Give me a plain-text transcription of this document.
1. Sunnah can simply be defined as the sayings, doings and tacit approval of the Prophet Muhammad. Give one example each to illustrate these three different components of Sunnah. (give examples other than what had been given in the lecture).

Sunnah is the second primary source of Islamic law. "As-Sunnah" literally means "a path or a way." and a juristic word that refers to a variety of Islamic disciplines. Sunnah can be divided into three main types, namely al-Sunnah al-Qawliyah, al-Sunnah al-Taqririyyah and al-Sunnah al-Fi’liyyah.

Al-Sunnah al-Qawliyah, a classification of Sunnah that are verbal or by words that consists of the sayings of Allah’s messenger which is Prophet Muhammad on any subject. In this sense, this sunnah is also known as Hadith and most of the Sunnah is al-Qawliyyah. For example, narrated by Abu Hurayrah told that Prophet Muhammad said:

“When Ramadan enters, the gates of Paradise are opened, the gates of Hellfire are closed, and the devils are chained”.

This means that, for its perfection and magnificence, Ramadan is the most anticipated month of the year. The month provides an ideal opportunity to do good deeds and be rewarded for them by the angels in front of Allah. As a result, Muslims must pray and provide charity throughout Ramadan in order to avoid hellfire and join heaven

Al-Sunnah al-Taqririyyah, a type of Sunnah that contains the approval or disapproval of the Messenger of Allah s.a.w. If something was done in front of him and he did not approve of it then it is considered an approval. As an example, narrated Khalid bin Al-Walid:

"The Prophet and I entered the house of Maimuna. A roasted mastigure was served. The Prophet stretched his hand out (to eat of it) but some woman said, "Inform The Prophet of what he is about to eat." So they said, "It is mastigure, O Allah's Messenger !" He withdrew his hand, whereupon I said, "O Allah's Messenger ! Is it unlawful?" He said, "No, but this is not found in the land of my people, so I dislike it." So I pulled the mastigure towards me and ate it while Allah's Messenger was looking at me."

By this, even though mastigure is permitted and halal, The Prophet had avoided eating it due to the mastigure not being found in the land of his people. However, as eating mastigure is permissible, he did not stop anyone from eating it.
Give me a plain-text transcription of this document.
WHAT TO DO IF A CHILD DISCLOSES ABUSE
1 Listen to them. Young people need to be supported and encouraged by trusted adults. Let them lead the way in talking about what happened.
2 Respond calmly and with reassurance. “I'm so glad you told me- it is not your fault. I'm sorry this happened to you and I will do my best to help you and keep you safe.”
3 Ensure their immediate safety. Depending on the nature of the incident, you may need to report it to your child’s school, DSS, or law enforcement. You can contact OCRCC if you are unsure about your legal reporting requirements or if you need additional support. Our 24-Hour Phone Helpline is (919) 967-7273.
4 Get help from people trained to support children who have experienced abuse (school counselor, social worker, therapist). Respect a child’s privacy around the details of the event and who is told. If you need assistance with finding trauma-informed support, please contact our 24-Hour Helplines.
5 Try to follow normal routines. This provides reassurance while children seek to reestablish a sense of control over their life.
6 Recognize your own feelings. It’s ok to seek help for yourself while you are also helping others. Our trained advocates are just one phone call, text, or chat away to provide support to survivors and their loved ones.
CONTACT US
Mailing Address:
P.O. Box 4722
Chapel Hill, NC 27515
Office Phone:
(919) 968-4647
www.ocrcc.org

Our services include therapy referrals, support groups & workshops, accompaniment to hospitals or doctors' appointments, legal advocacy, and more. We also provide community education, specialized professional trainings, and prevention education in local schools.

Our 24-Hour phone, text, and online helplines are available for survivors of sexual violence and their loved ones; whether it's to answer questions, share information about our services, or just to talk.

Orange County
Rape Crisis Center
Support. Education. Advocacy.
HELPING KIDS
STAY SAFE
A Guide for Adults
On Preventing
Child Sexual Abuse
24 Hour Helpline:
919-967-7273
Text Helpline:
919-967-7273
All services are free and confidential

What is expected:
Reproduce every line of the data verbatim.

Full response:
Give me a plain-text transcription of this document.
1. Sunnah can simply be defined as the sayings, doings and tacit approval of the Prophet Muhammad. Give one example each to illustrate these three different components of Sunnah. (give examples other than what had been given in the lecture).

Sunnah is the second primary source of Islamic law. "As-Sunnah" literally means "a path or a way." and a juristic word that refers to a variety of Islamic disciplines. Sunnah can be divided into three main types, namely al-Sunnah al-Qawliyah, al-Sunnah al-Taqririyyah and al-Sunnah al-Fi’liyyah.

Al-Sunnah al-Qawliyah, a classification of Sunnah that are verbal or by words that consists of the sayings of Allah’s messenger which is Prophet Muhammad on any subject. In this sense, this sunnah is also known as Hadith and most of the Sunnah is al-Qawliyyah. For example, narrated by Abu Hurayrah told that Prophet Muhammad said:

“When Ramadan enters, the gates of Paradise are opened, the gates of Hellfire are closed, and the devils are chained”.

This means that, for its perfection and magnificence, Ramadan is the most anticipated month of the year. The month provides an ideal opportunity to do good deeds and be rewarded for them by the angels in front of Allah. As a result, Muslims must pray and provide charity throughout Ramadan in order to avoid hellfire and join heaven

Al-Sunnah al-Taqririyyah, a type of Sunnah that contains the approval or disapproval of the Messenger of Allah s.a.w. If something was done in front of him and he did not approve of it then it is considered an approval. As an example, narrated Khalid bin Al-Walid:

"The Prophet and I entered the house of Maimuna. A roasted mastigure was served. The Prophet stretched his hand out (to eat of it) but some woman said, "Inform The Prophet of what he is about to eat." So they said, "It is mastigure, O Allah's Messenger !" He withdrew his hand, whereupon I said, "O Allah's Messenger ! Is it unlawful?" He said, "No, but this is not found in the land of my people, so I dislike it." So I pulled the mastigure towards me and ate it while Allah's Messenger was looking at me."

By this, even though mastigure is permitted and halal, The Prophet had avoided eating it due to the mastigure not being found in the land of his people. However, as eating mastigure is permissible, he did not stop anyone from eating it.
Give me a plain-text transcription of this document.
WHAT TO DO IF A CHILD DISCLOSES ABUSE
1 Listen to them. Young people need to be supported and encouraged by trusted adults. Let them lead the way in talking about what happened.
2 Respond calmly and with reassurance. “I'm so glad you told me- it is not your fault. I'm sorry this happened to you and I will do my best to help you and keep you safe.”
3 Ensure their immediate safety. Depending on the nature of the incident, you may need to report it to your child’s school, DSS, or law enforcement. You can contact OCRCC if you are unsure about your legal reporting requirements or if you need additional support. Our 24-Hour Phone Helpline is (919) 967-7273.
4 Get help from people trained to support children who have experienced abuse (school counselor, social worker, therapist). Respect a child’s privacy around the details of the event and who is told. If you need assistance with finding trauma-informed support, please contact our 24-Hour Helplines.
5 Try to follow normal routines. This provides reassurance while children seek to reestablish a sense of control over their life.
6 Recognize your own feelings. It’s ok to seek help for yourself while you are also helping others. Our trained advocates are just one phone call, text, or chat away to provide support to survivors and their loved ones.
CONTACT US
Mailing Address:
P.O. Box 4722
Chapel Hill, NC 27515
Office Phone:
(919) 968-4647
www.ocrcc.org

Our services include therapy referrals, support groups & workshops, accompaniment to hospitals or doctors' appointments, legal advocacy, and more. We also provide community education, specialized professional trainings, and prevention education in local schools.

Our 24-Hour phone, text, and online helplines are available for survivors of sexual violence and their loved ones; whether it's to answer questions, share information about our services, or just to talk.

Orange County
Rape Crisis Center
Support. Education. Advocacy.
HELPING KIDS
STAY SAFE
A Guide for Adults
On Preventing
Child Sexual Abuse
24 Hour Helpline:
919-967-7273
Text Helpline:
919-967-7273
All services are free and confidential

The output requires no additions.